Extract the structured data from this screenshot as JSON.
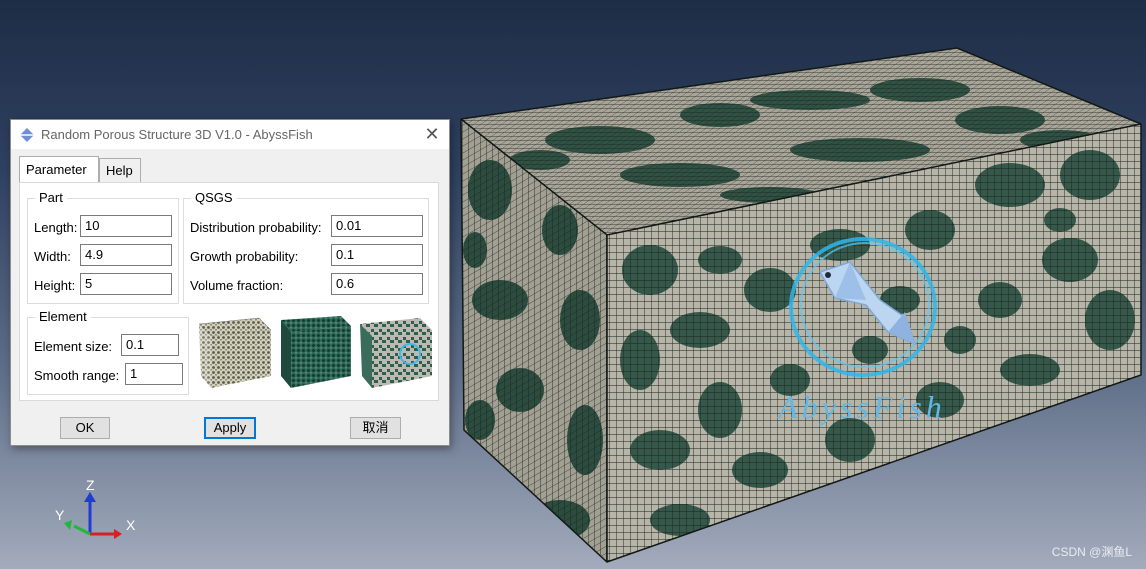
{
  "dialog": {
    "title": "Random Porous Structure 3D V1.0 - AbyssFish",
    "tabs": [
      {
        "label": "Parameter",
        "active": true
      },
      {
        "label": "Help",
        "active": false
      }
    ],
    "part": {
      "title": "Part",
      "length_label": "Length:",
      "length": "10",
      "width_label": "Width:",
      "width": "4.9",
      "height_label": "Height:",
      "height": "5"
    },
    "qsgs": {
      "title": "QSGS",
      "distribution_label": "Distribution probability:",
      "distribution": "0.01",
      "growth_label": "Growth probability:",
      "growth": "0.1",
      "volume_label": "Volume fraction:",
      "volume": "0.6"
    },
    "element": {
      "title": "Element",
      "size_label": "Element size:",
      "size": "0.1",
      "smooth_label": "Smooth range:",
      "smooth": "1"
    },
    "buttons": {
      "ok": "OK",
      "apply": "Apply",
      "cancel": "取消"
    }
  },
  "viewport": {
    "axis": {
      "x": "X",
      "y": "Y",
      "z": "Z"
    },
    "logo_text": "AbyssFish",
    "watermark": "CSDN @渊鱼L"
  },
  "colors": {
    "solid_phase": "#35584a",
    "pore_phase": "#b7b4a8",
    "mesh_lines": "#1c2520",
    "accent": "#0078d7"
  }
}
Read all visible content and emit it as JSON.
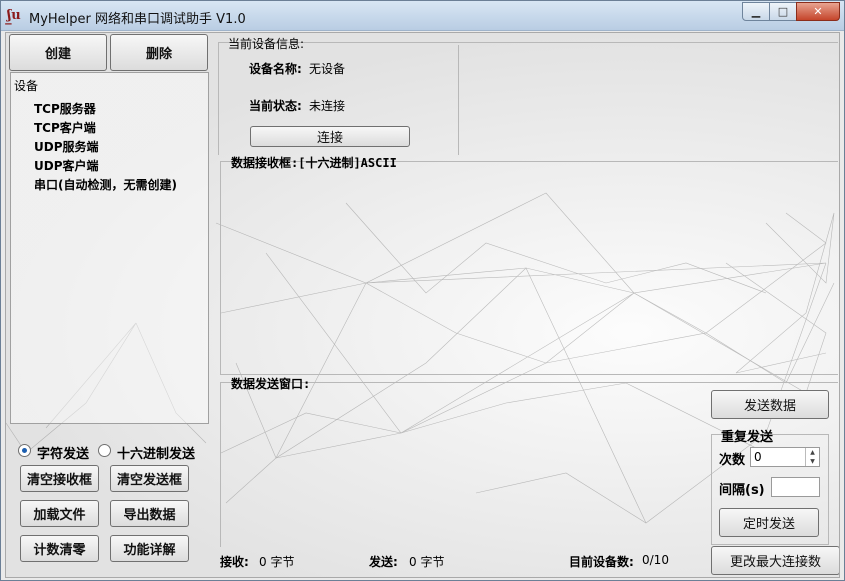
{
  "window": {
    "title": "MyHelper 网络和串口调试助手 V1.0",
    "controls": {
      "minimize": "▁",
      "maximize": "□",
      "close": "✕"
    }
  },
  "left": {
    "create_label": "创建",
    "delete_label": "删除",
    "list_header": "设备",
    "devices": [
      "TCP服务器",
      "TCP客户端",
      "UDP服务端",
      "UDP客户端",
      "串口(自动检测，无需创建)"
    ],
    "radio_char": "字符发送",
    "radio_hex": "十六进制发送",
    "clear_recv": "清空接收框",
    "clear_send": "清空发送框",
    "load_file": "加载文件",
    "export_data": "导出数据",
    "reset_count": "计数清零",
    "feature_detail": "功能详解"
  },
  "device_info": {
    "legend": "当前设备信息:",
    "name_label": "设备名称:",
    "name_value": "无设备",
    "status_label": "当前状态:",
    "status_value": "未连接",
    "connect_label": "连接"
  },
  "receive": {
    "legend": "数据接收框:[十六进制]ASCII"
  },
  "send": {
    "legend": "数据发送窗口:",
    "send_button": "发送数据",
    "repeat_legend": "重复发送",
    "count_label": "次数",
    "count_value": "0",
    "interval_label": "间隔(s)",
    "interval_value": "",
    "timed_send": "定时发送"
  },
  "status": {
    "recv_label": "接收:",
    "recv_value": "0 字节",
    "send_label": "发送:",
    "send_value": "0 字节",
    "device_count_label": "目前设备数:",
    "device_count_value": "0/10",
    "change_max": "更改最大连接数"
  }
}
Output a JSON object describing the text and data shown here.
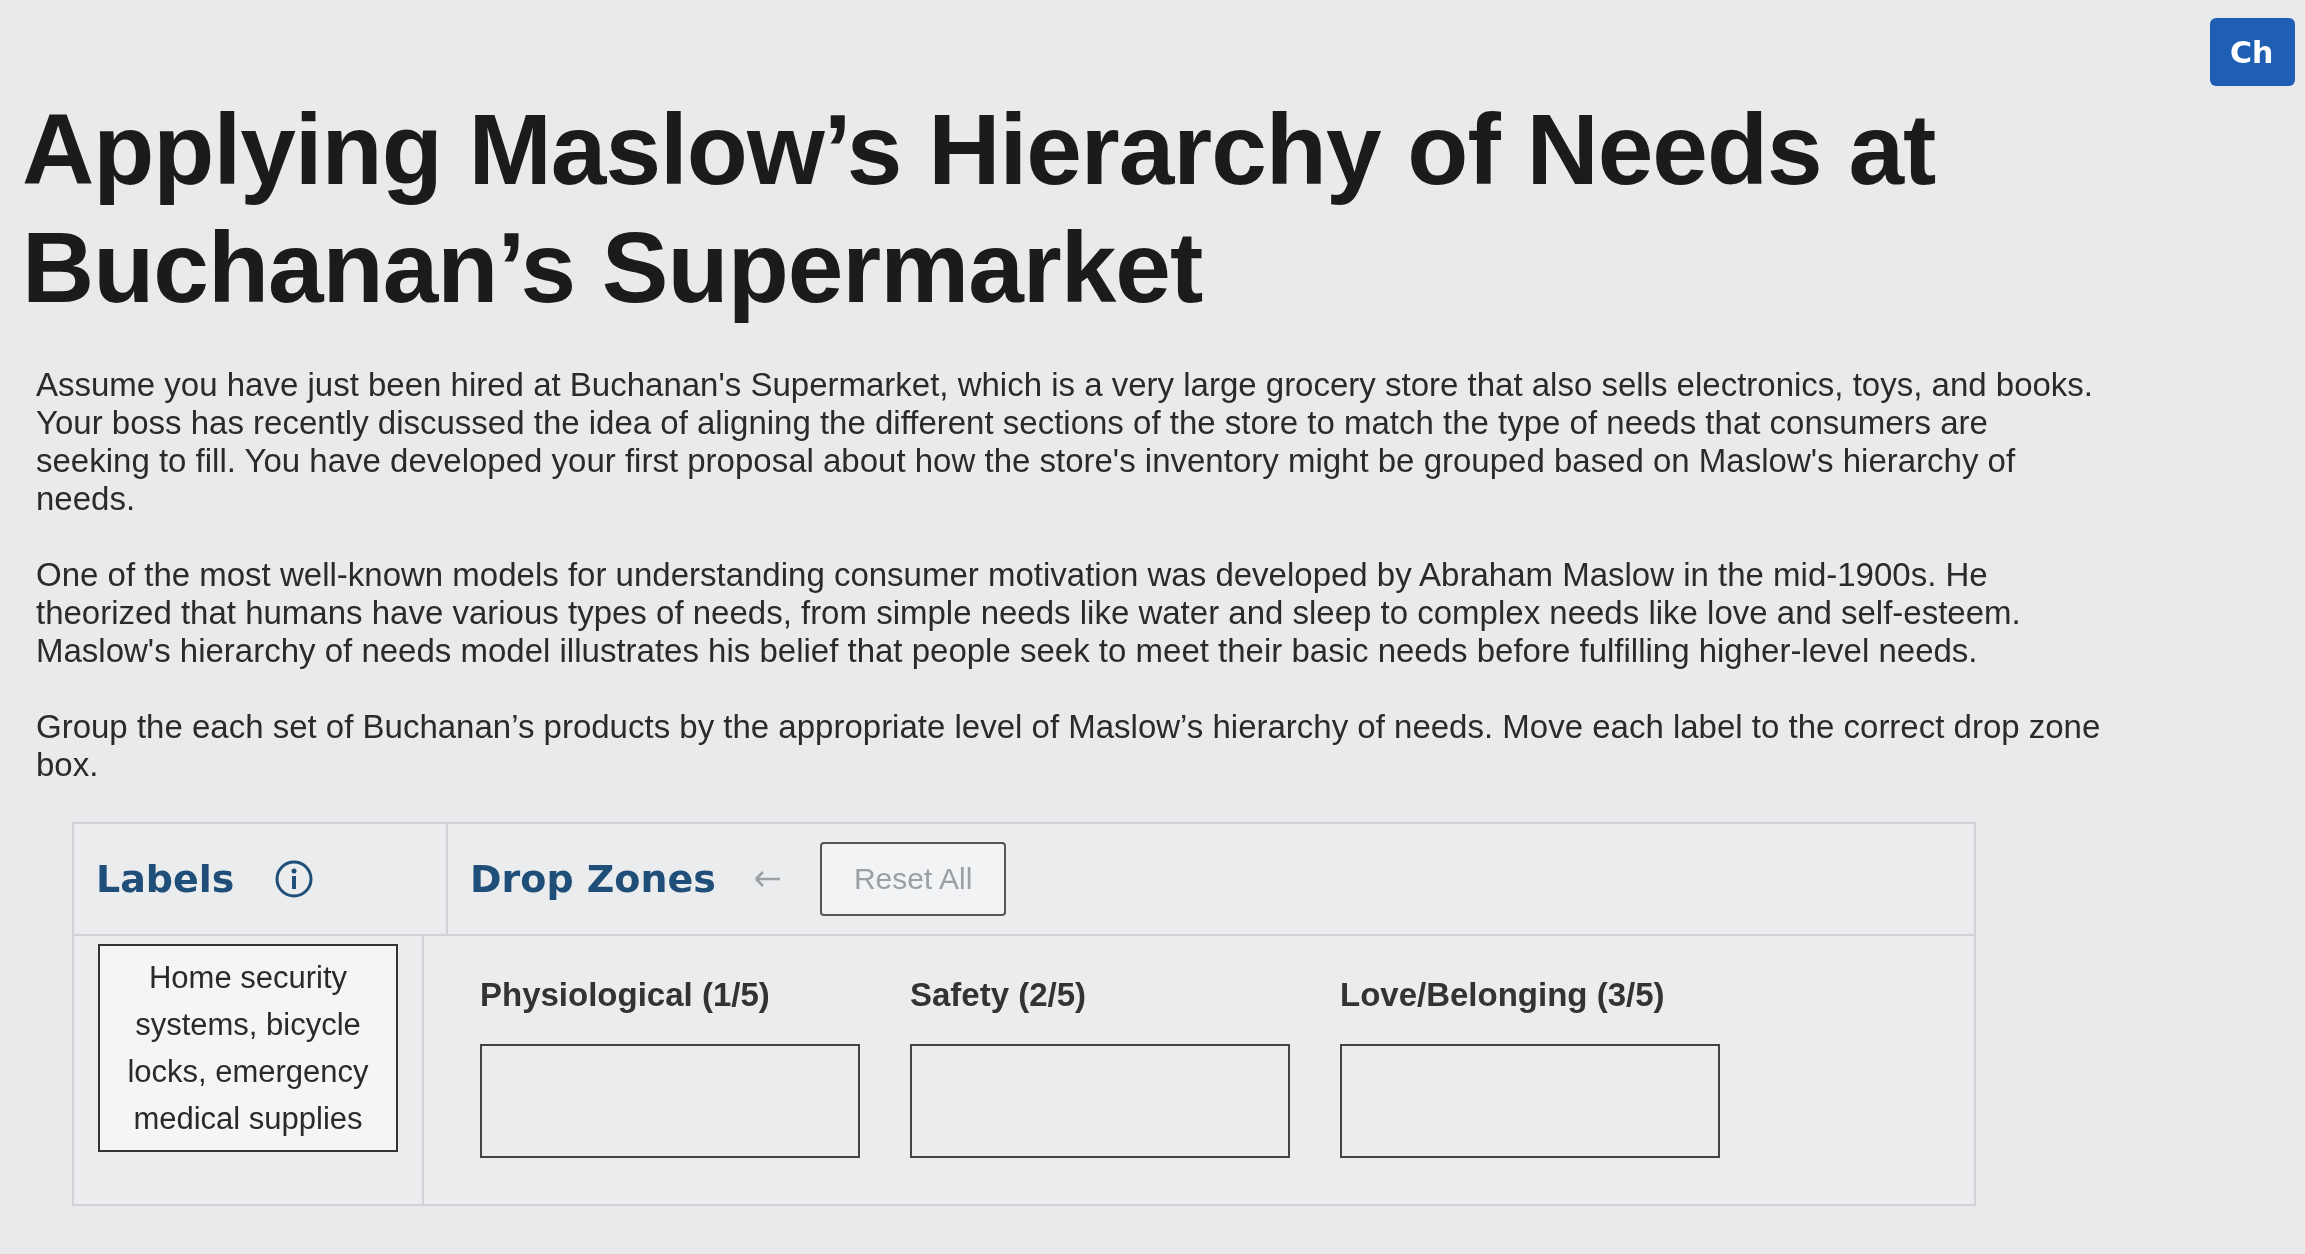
{
  "corner_button": {
    "label": "Ch"
  },
  "title": "Applying Maslow’s Hierarchy of Needs at Buchanan’s Supermarket",
  "paragraphs": [
    "Assume you have just been hired at Buchanan's Supermarket, which is a very large grocery store that also sells electronics, toys, and books. Your boss has recently discussed the idea of aligning the different sections of the store to match the type of needs that consumers are seeking to fill. You have developed your first proposal about how the store's inventory might be grouped based on Maslow's hierarchy of needs.",
    "One of the most well-known models for understanding consumer motivation was developed by Abraham Maslow in the mid-1900s. He theorized that humans have various types of needs, from simple needs like water and sleep to complex needs like love and self-esteem. Maslow's hierarchy of needs model illustrates his belief that people seek to meet their basic needs before fulfilling higher-level needs.",
    "Group the each set of Buchanan’s products by the appropriate level of Maslow’s hierarchy of needs. Move each label to the correct drop zone box."
  ],
  "activity": {
    "labels_heading": "Labels",
    "drop_zones_heading": "Drop Zones",
    "reset_button": "Reset All",
    "labels": [
      "Home security systems, bicycle locks, emergency medical supplies"
    ],
    "drop_zones": [
      {
        "title": "Physiological (1/5)"
      },
      {
        "title": "Safety (2/5)"
      },
      {
        "title": "Love/Belonging (3/5)"
      }
    ]
  }
}
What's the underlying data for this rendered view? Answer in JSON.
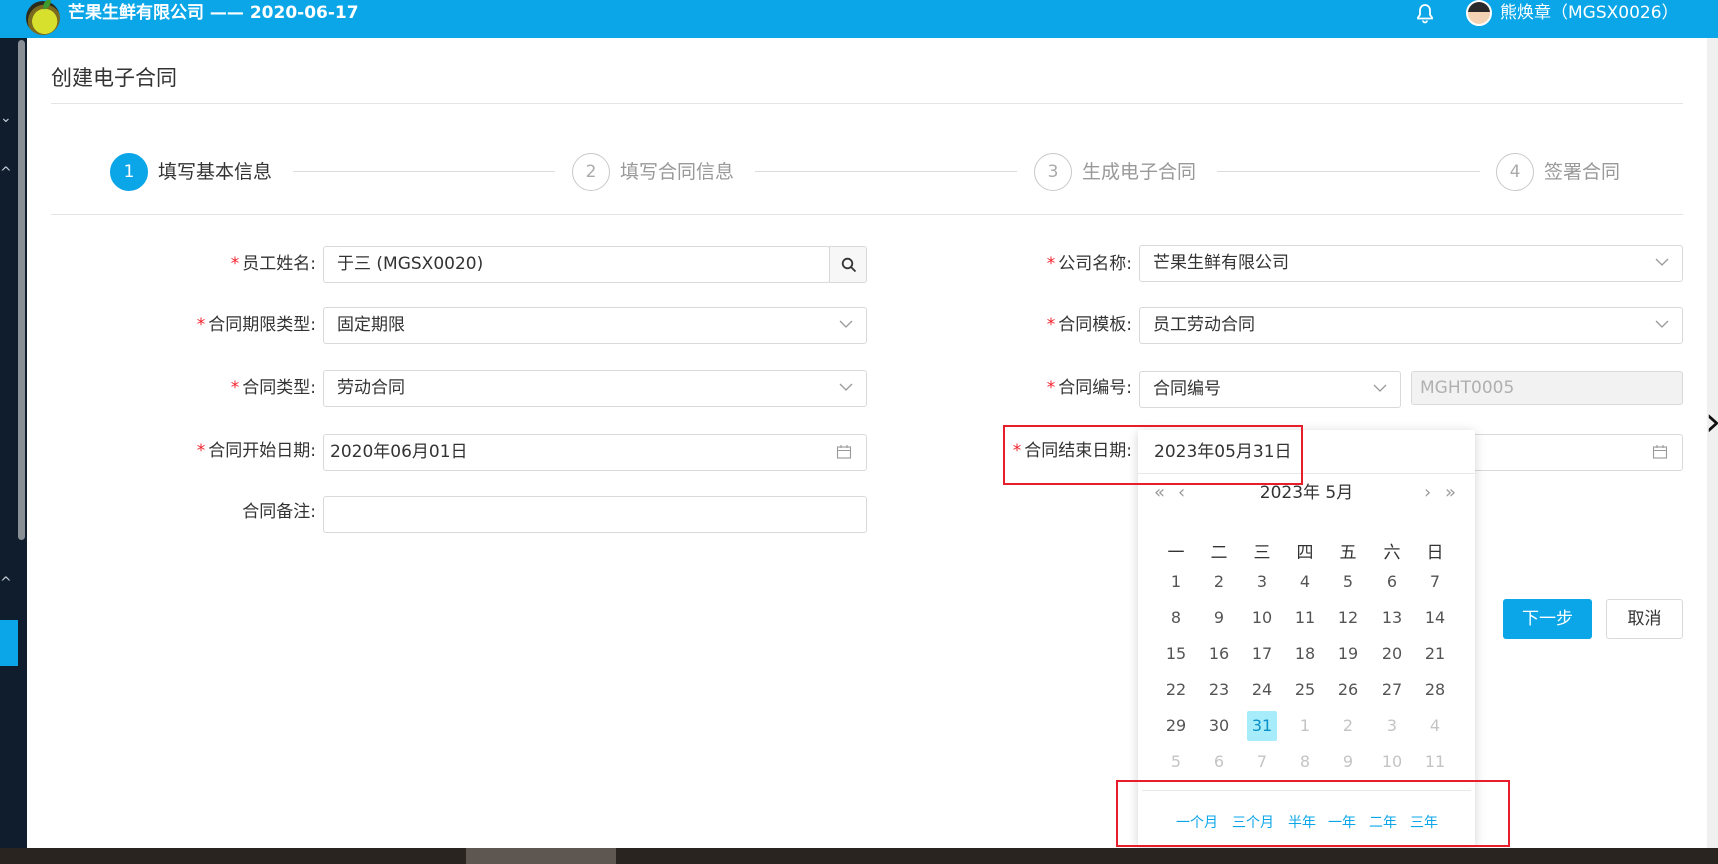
{
  "header": {
    "title": "芒果生鲜有限公司 —— 2020-06-17",
    "user": "熊焕章（MGSX0026）"
  },
  "page": {
    "title": "创建电子合同"
  },
  "steps": [
    {
      "num": "1",
      "label": "填写基本信息"
    },
    {
      "num": "2",
      "label": "填写合同信息"
    },
    {
      "num": "3",
      "label": "生成电子合同"
    },
    {
      "num": "4",
      "label": "签署合同"
    }
  ],
  "form": {
    "employee_label": "员工姓名:",
    "employee_value": "于三 (MGSX0020)",
    "term_type_label": "合同期限类型:",
    "term_type_value": "固定期限",
    "contract_type_label": "合同类型:",
    "contract_type_value": "劳动合同",
    "start_date_label": "合同开始日期:",
    "start_date_value": "2020年06月01日",
    "remark_label": "合同备注:",
    "remark_value": "",
    "company_label": "公司名称:",
    "company_value": "芒果生鲜有限公司",
    "template_label": "合同模板:",
    "template_value": "员工劳动合同",
    "number_label": "合同编号:",
    "number_select_value": "合同编号",
    "number_value": "MGHT0005",
    "end_date_label": "合同结束日期:",
    "required_mark": "*"
  },
  "buttons": {
    "next": "下一步",
    "cancel": "取消"
  },
  "datepicker": {
    "input_value": "2023年05月31日",
    "month_title": "2023年 5月",
    "prev_year": "«",
    "prev_month": "‹",
    "next_month": "›",
    "next_year": "»",
    "weekdays": [
      "一",
      "二",
      "三",
      "四",
      "五",
      "六",
      "日"
    ],
    "weeks": [
      [
        "1",
        "2",
        "3",
        "4",
        "5",
        "6",
        "7"
      ],
      [
        "8",
        "9",
        "10",
        "11",
        "12",
        "13",
        "14"
      ],
      [
        "15",
        "16",
        "17",
        "18",
        "19",
        "20",
        "21"
      ],
      [
        "22",
        "23",
        "24",
        "25",
        "26",
        "27",
        "28"
      ],
      [
        "29",
        "30",
        "31",
        "1",
        "2",
        "3",
        "4"
      ],
      [
        "5",
        "6",
        "7",
        "8",
        "9",
        "10",
        "11"
      ]
    ],
    "selected_day": "31",
    "presets": [
      "一个月",
      "三个月",
      "半年",
      "一年",
      "二年",
      "三年"
    ]
  }
}
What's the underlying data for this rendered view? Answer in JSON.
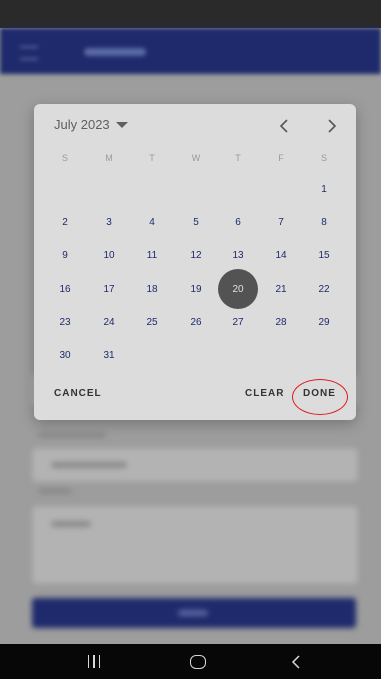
{
  "date_picker": {
    "month_label": "July 2023",
    "weekdays": [
      "S",
      "M",
      "T",
      "W",
      "T",
      "F",
      "S"
    ],
    "first_weekday_index": 6,
    "days_in_month": 31,
    "selected_day": 20,
    "actions": {
      "cancel": "CANCEL",
      "clear": "CLEAR",
      "done": "DONE"
    }
  },
  "colors": {
    "accent": "#1e2a6b",
    "selected_day_bg": "#535353",
    "highlight_ring": "#e01b1b"
  },
  "icons": {
    "month_dropdown": "caret-down-icon",
    "prev": "chevron-left-icon",
    "next": "chevron-right-icon",
    "nav_recents": "recents-icon",
    "nav_home": "home-icon",
    "nav_back": "back-icon"
  }
}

┄┄┄┄┄┄

— Set exercise —
Going through the records above, state how many lines carry "chevron", with no other text.

— Result of the task —
2